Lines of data
####################

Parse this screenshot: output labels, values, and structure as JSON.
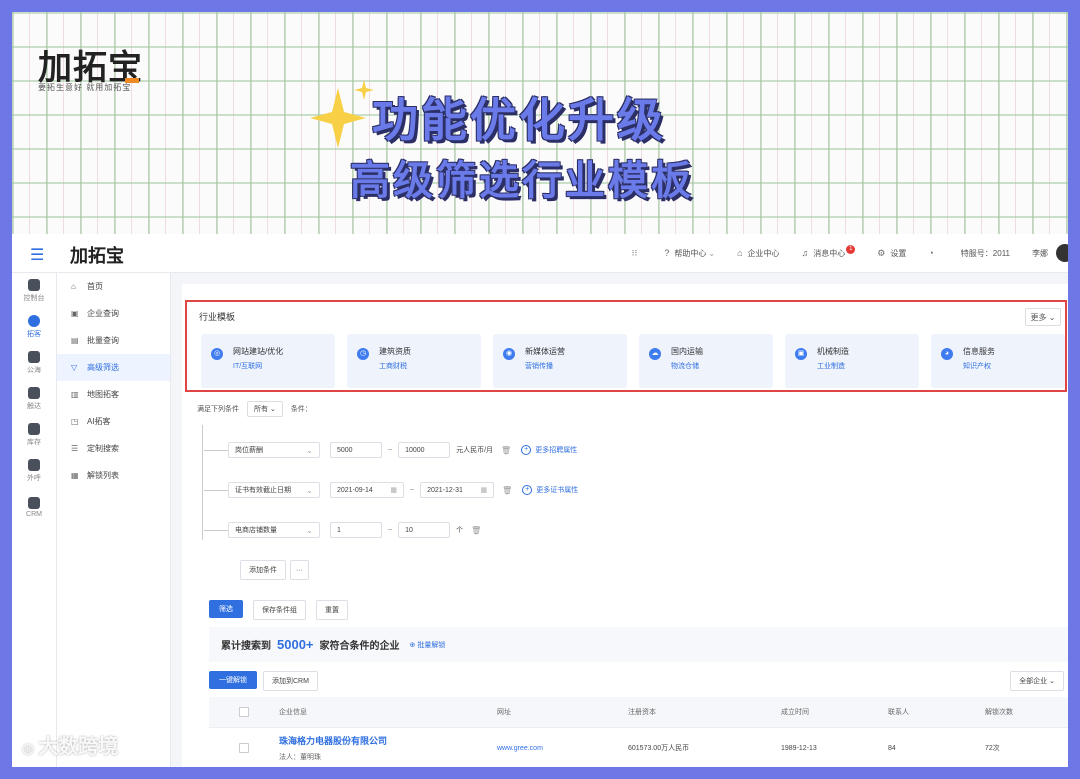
{
  "promo": {
    "logo": "加拓宝",
    "slogan": "要拓生意好  就用加拓宝",
    "title": "功能优化升级",
    "subtitle": "高级筛选行业模板"
  },
  "header": {
    "logo": "加拓宝",
    "nav": [
      {
        "icon": "grid-icon",
        "label": ""
      },
      {
        "icon": "help-icon",
        "label": "帮助中心"
      },
      {
        "icon": "home-icon",
        "label": "企业中心"
      },
      {
        "icon": "bell-icon",
        "label": "消息中心",
        "badge": "1"
      },
      {
        "icon": "gear-icon",
        "label": "设置"
      },
      {
        "icon": "headset-icon",
        "label": ""
      },
      {
        "icon": "",
        "label": "特服号：2011"
      },
      {
        "icon": "",
        "label": "李娜"
      }
    ]
  },
  "rail": [
    {
      "label": "控制台",
      "icon": "dashboard-icon",
      "active": false
    },
    {
      "label": "拓客",
      "icon": "explore-icon",
      "active": true
    },
    {
      "label": "公海",
      "icon": "sea-icon",
      "active": false
    },
    {
      "label": "触达",
      "icon": "reach-icon",
      "active": false
    },
    {
      "label": "库存",
      "icon": "stock-icon",
      "active": false
    },
    {
      "label": "外呼",
      "icon": "robot-icon",
      "active": false
    },
    {
      "label": "CRM",
      "icon": "crm-icon",
      "active": false
    }
  ],
  "submenu": [
    {
      "label": "首页",
      "icon": "⌂",
      "active": false
    },
    {
      "label": "企业查询",
      "icon": "▣",
      "active": false
    },
    {
      "label": "批量查询",
      "icon": "▤",
      "active": false
    },
    {
      "label": "高级筛选",
      "icon": "▽",
      "active": true
    },
    {
      "label": "地图拓客",
      "icon": "▥",
      "active": false
    },
    {
      "label": "AI拓客",
      "icon": "◳",
      "active": false
    },
    {
      "label": "定制搜索",
      "icon": "☰",
      "active": false
    },
    {
      "label": "解锁列表",
      "icon": "▦",
      "active": false
    }
  ],
  "templates": {
    "title": "行业模板",
    "more": "更多 ⌄",
    "cards": [
      {
        "name": "网站建站/优化",
        "sub": "IT/互联网"
      },
      {
        "name": "建筑资质",
        "sub": "工商财税"
      },
      {
        "name": "新媒体运营",
        "sub": "营销传播"
      },
      {
        "name": "国内运输",
        "sub": "物流仓储"
      },
      {
        "name": "机械制造",
        "sub": "工业制造"
      },
      {
        "name": "信息服务",
        "sub": "知识产权"
      }
    ]
  },
  "conditions": {
    "prefix": "满足下列条件",
    "match": "所有",
    "suffix": "条件：",
    "rows": [
      {
        "field": "岗位薪酬",
        "from": "5000",
        "to": "10000",
        "unit": "元人民币/月",
        "more": "更多招聘属性"
      },
      {
        "field": "证书有效截止日期",
        "from": "2021-09-14",
        "to": "2021-12-31",
        "unit": "",
        "more": "更多证书属性"
      },
      {
        "field": "电商店铺数量",
        "from": "1",
        "to": "10",
        "unit": "个",
        "more": ""
      }
    ],
    "add": "添加条件",
    "add_more": "···"
  },
  "actions": {
    "filter": "筛选",
    "save": "保存条件组",
    "reset": "重置"
  },
  "result": {
    "prefix": "累计搜索到",
    "count": "5000+",
    "suffix": "家符合条件的企业",
    "unlock": "批量解锁"
  },
  "bulk": {
    "unlock_all": "一键解锁",
    "add_crm": "添加到CRM",
    "scope": "全部企业 ⌄"
  },
  "table": {
    "headers": [
      "企业信息",
      "网址",
      "注册资本",
      "成立时间",
      "联系人",
      "解锁次数"
    ],
    "rows": [
      {
        "name": "珠海格力电器股份有限公司",
        "legal": "法人：董明珠",
        "website": "www.gree.com",
        "capital": "601573.00万人民币",
        "founded": "1989-12-13",
        "contacts": "84",
        "unlocks": "72次"
      }
    ]
  },
  "watermark": "大数跨境"
}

####################

The request
Copy out the listing exactly as it stands, but not the pictures.

Exercise solution
Parse this screenshot: output labels, values, and structure as JSON.
{
  "promo": {
    "logo": "加拓宝",
    "slogan": "要拓生意好  就用加拓宝",
    "title": "功能优化升级",
    "subtitle": "高级筛选行业模板"
  },
  "header": {
    "logo": "加拓宝",
    "nav": [
      {
        "icon": "grid-icon",
        "label": ""
      },
      {
        "icon": "help-icon",
        "label": "帮助中心"
      },
      {
        "icon": "home-icon",
        "label": "企业中心"
      },
      {
        "icon": "bell-icon",
        "label": "消息中心",
        "badge": "1"
      },
      {
        "icon": "gear-icon",
        "label": "设置"
      },
      {
        "icon": "headset-icon",
        "label": ""
      },
      {
        "icon": "",
        "label": "特服号：2011"
      },
      {
        "icon": "",
        "label": "李娜"
      }
    ]
  },
  "rail": [
    {
      "label": "控制台",
      "icon": "dashboard-icon",
      "active": false
    },
    {
      "label": "拓客",
      "icon": "explore-icon",
      "active": true
    },
    {
      "label": "公海",
      "icon": "sea-icon",
      "active": false
    },
    {
      "label": "触达",
      "icon": "reach-icon",
      "active": false
    },
    {
      "label": "库存",
      "icon": "stock-icon",
      "active": false
    },
    {
      "label": "外呼",
      "icon": "robot-icon",
      "active": false
    },
    {
      "label": "CRM",
      "icon": "crm-icon",
      "active": false
    }
  ],
  "submenu": [
    {
      "label": "首页",
      "icon": "⌂",
      "active": false
    },
    {
      "label": "企业查询",
      "icon": "▣",
      "active": false
    },
    {
      "label": "批量查询",
      "icon": "▤",
      "active": false
    },
    {
      "label": "高级筛选",
      "icon": "▽",
      "active": true
    },
    {
      "label": "地图拓客",
      "icon": "▥",
      "active": false
    },
    {
      "label": "AI拓客",
      "icon": "◳",
      "active": false
    },
    {
      "label": "定制搜索",
      "icon": "☰",
      "active": false
    },
    {
      "label": "解锁列表",
      "icon": "▦",
      "active": false
    }
  ],
  "templates": {
    "title": "行业模板",
    "more": "更多 ⌄",
    "cards": [
      {
        "name": "网站建站/优化",
        "sub": "IT/互联网"
      },
      {
        "name": "建筑资质",
        "sub": "工商财税"
      },
      {
        "name": "新媒体运营",
        "sub": "营销传播"
      },
      {
        "name": "国内运输",
        "sub": "物流仓储"
      },
      {
        "name": "机械制造",
        "sub": "工业制造"
      },
      {
        "name": "信息服务",
        "sub": "知识产权"
      }
    ]
  },
  "conditions": {
    "prefix": "满足下列条件",
    "match": "所有",
    "suffix": "条件：",
    "rows": [
      {
        "field": "岗位薪酬",
        "from": "5000",
        "to": "10000",
        "unit": "元人民币/月",
        "more": "更多招聘属性"
      },
      {
        "field": "证书有效截止日期",
        "from": "2021-09-14",
        "to": "2021-12-31",
        "unit": "",
        "more": "更多证书属性"
      },
      {
        "field": "电商店铺数量",
        "from": "1",
        "to": "10",
        "unit": "个",
        "more": ""
      }
    ],
    "add": "添加条件",
    "add_more": "···"
  },
  "actions": {
    "filter": "筛选",
    "save": "保存条件组",
    "reset": "重置"
  },
  "result": {
    "prefix": "累计搜索到",
    "count": "5000+",
    "suffix": "家符合条件的企业",
    "unlock": "批量解锁"
  },
  "bulk": {
    "unlock_all": "一键解锁",
    "add_crm": "添加到CRM",
    "scope": "全部企业 ⌄"
  },
  "table": {
    "headers": [
      "企业信息",
      "网址",
      "注册资本",
      "成立时间",
      "联系人",
      "解锁次数"
    ],
    "rows": [
      {
        "name": "珠海格力电器股份有限公司",
        "legal": "法人：董明珠",
        "website": "www.gree.com",
        "capital": "601573.00万人民币",
        "founded": "1989-12-13",
        "contacts": "84",
        "unlocks": "72次"
      }
    ]
  },
  "watermark": "大数跨境"
}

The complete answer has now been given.